> [Exercise requirements] Leave out the images; return the rest of the data exactly.

> [Stored entries]
====
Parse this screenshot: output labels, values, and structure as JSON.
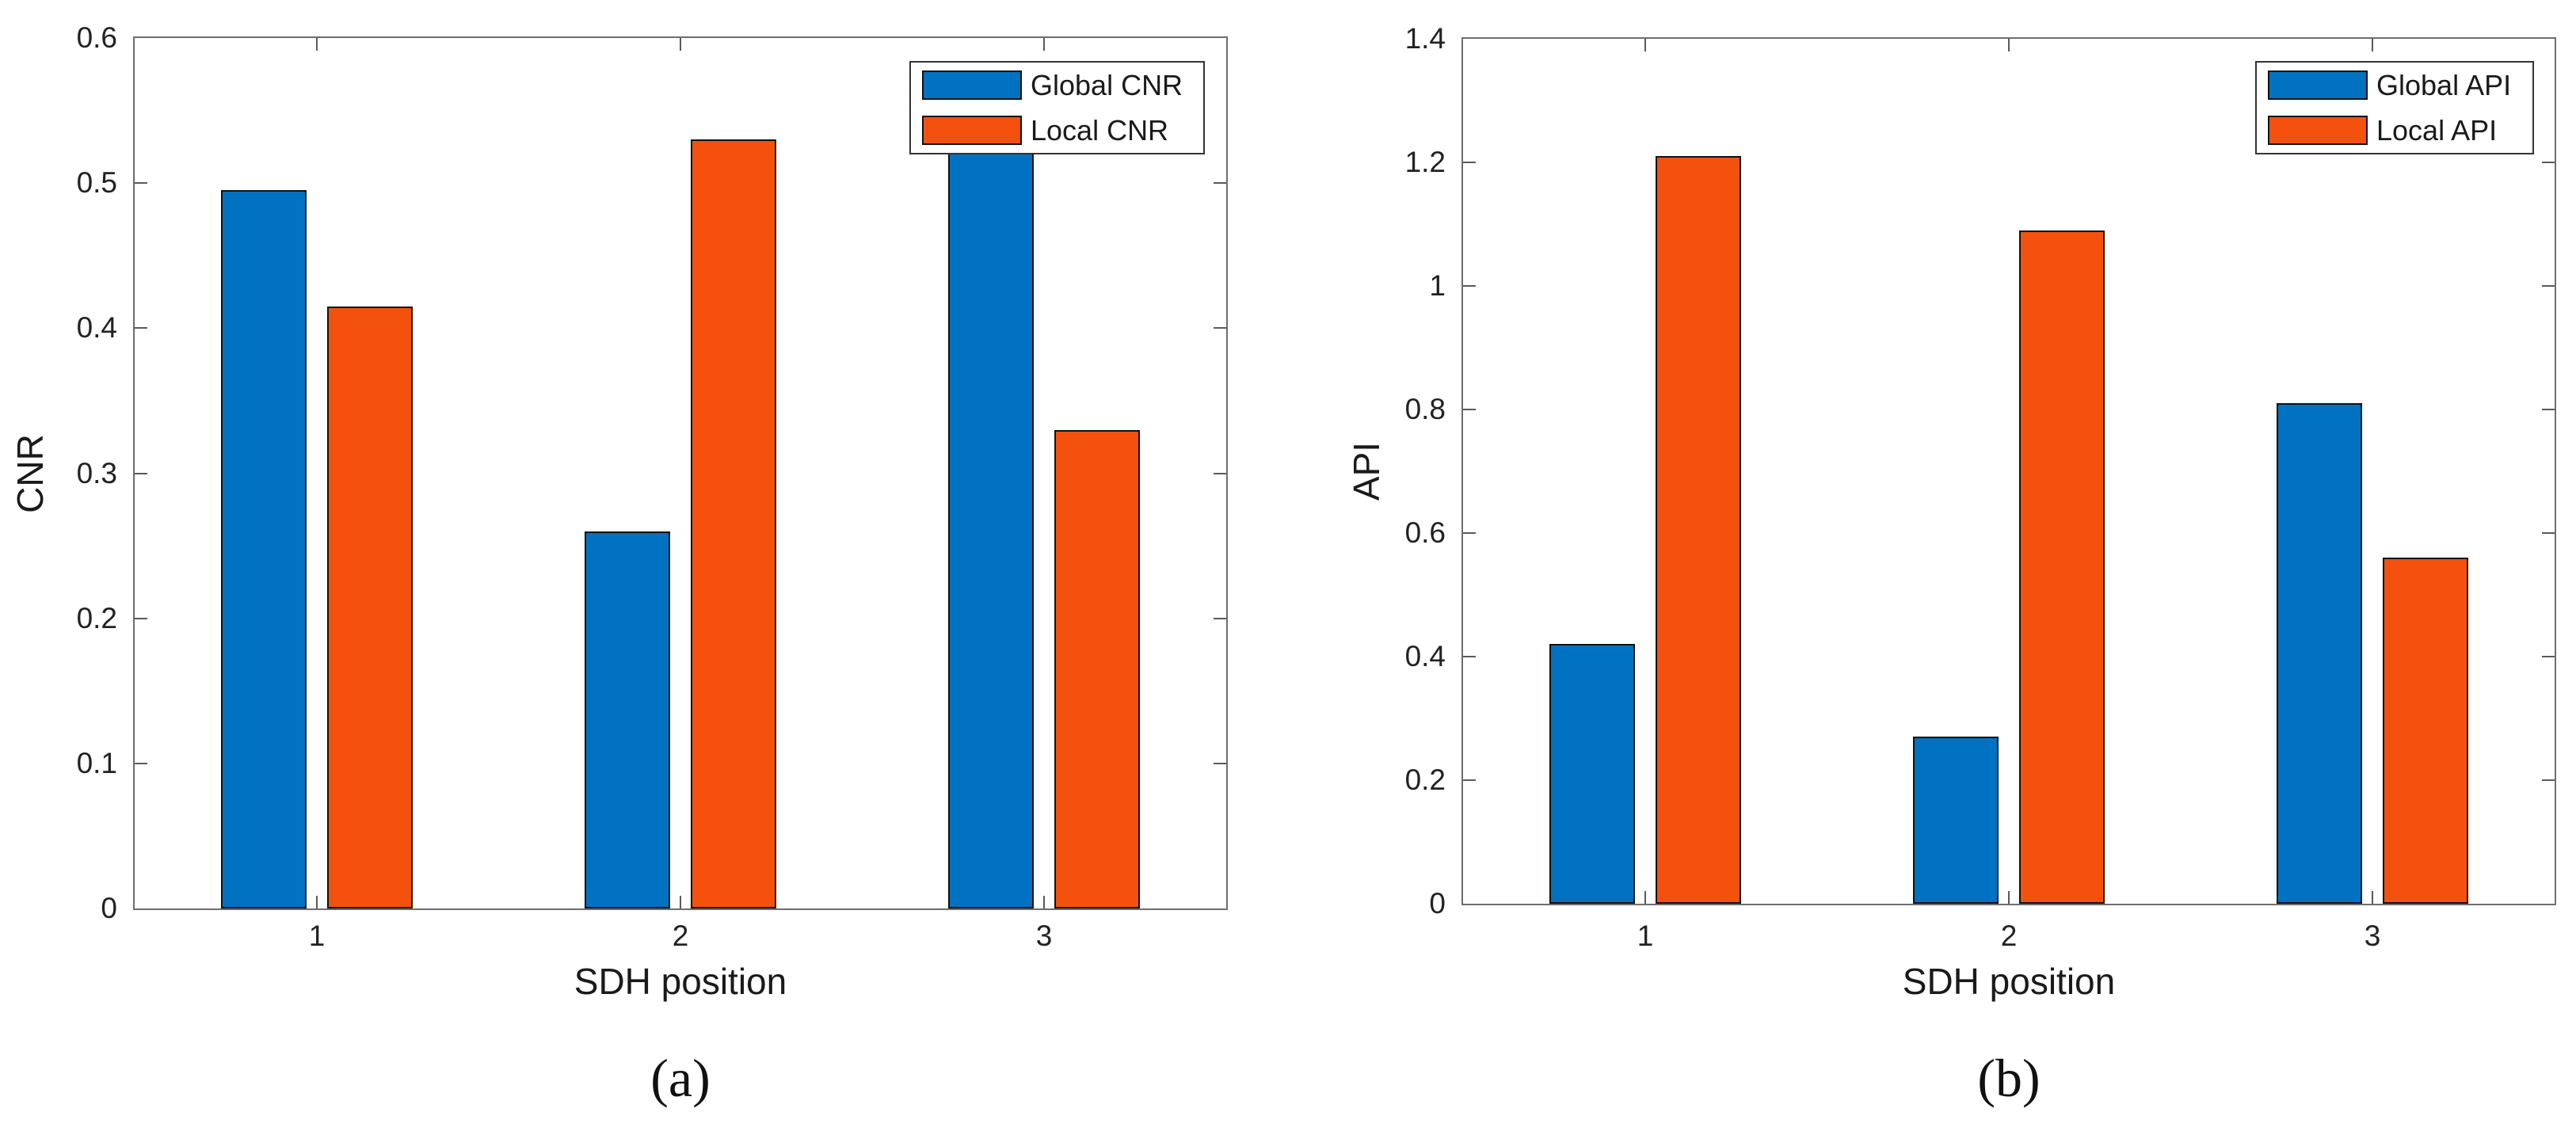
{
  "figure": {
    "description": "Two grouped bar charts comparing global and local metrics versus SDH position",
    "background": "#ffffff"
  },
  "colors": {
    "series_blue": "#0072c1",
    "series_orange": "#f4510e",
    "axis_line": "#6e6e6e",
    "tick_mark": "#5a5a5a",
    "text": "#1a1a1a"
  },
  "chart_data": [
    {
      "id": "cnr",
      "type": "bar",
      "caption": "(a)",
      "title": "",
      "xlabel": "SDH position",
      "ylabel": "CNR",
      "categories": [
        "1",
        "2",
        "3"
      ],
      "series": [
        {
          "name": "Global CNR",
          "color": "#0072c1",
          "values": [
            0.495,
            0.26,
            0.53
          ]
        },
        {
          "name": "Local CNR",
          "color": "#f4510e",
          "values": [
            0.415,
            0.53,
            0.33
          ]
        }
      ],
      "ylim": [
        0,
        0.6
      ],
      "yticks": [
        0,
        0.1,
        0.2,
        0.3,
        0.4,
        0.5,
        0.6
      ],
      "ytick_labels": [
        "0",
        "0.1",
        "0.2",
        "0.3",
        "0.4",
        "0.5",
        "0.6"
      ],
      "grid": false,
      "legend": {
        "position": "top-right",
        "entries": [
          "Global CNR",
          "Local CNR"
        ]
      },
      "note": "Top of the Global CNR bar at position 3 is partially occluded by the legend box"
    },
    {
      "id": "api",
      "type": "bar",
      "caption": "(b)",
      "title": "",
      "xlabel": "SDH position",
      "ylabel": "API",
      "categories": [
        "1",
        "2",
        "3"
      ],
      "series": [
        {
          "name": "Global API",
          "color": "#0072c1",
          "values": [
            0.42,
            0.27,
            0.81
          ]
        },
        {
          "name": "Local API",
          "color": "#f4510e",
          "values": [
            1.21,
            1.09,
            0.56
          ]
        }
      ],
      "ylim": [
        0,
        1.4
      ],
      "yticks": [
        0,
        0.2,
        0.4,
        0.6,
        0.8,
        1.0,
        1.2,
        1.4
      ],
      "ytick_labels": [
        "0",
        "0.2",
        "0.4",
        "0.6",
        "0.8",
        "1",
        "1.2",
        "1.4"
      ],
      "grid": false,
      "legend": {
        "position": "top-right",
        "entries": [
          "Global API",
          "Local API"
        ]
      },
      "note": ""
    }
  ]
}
====
> [Response to this task]
Parse this screenshot: output labels, values, and structure as JSON.
{
  "figure": {
    "description": "Two grouped bar charts comparing global and local metrics versus SDH position",
    "background": "#ffffff"
  },
  "colors": {
    "series_blue": "#0072c1",
    "series_orange": "#f4510e",
    "axis_line": "#6e6e6e",
    "tick_mark": "#5a5a5a",
    "text": "#1a1a1a"
  },
  "chart_data": [
    {
      "id": "cnr",
      "type": "bar",
      "caption": "(a)",
      "title": "",
      "xlabel": "SDH position",
      "ylabel": "CNR",
      "categories": [
        "1",
        "2",
        "3"
      ],
      "series": [
        {
          "name": "Global CNR",
          "color": "#0072c1",
          "values": [
            0.495,
            0.26,
            0.53
          ]
        },
        {
          "name": "Local CNR",
          "color": "#f4510e",
          "values": [
            0.415,
            0.53,
            0.33
          ]
        }
      ],
      "ylim": [
        0,
        0.6
      ],
      "yticks": [
        0,
        0.1,
        0.2,
        0.3,
        0.4,
        0.5,
        0.6
      ],
      "ytick_labels": [
        "0",
        "0.1",
        "0.2",
        "0.3",
        "0.4",
        "0.5",
        "0.6"
      ],
      "grid": false,
      "legend": {
        "position": "top-right",
        "entries": [
          "Global CNR",
          "Local CNR"
        ]
      },
      "note": "Top of the Global CNR bar at position 3 is partially occluded by the legend box"
    },
    {
      "id": "api",
      "type": "bar",
      "caption": "(b)",
      "title": "",
      "xlabel": "SDH position",
      "ylabel": "API",
      "categories": [
        "1",
        "2",
        "3"
      ],
      "series": [
        {
          "name": "Global API",
          "color": "#0072c1",
          "values": [
            0.42,
            0.27,
            0.81
          ]
        },
        {
          "name": "Local API",
          "color": "#f4510e",
          "values": [
            1.21,
            1.09,
            0.56
          ]
        }
      ],
      "ylim": [
        0,
        1.4
      ],
      "yticks": [
        0,
        0.2,
        0.4,
        0.6,
        0.8,
        1.0,
        1.2,
        1.4
      ],
      "ytick_labels": [
        "0",
        "0.2",
        "0.4",
        "0.6",
        "0.8",
        "1",
        "1.2",
        "1.4"
      ],
      "grid": false,
      "legend": {
        "position": "top-right",
        "entries": [
          "Global API",
          "Local API"
        ]
      },
      "note": ""
    }
  ]
}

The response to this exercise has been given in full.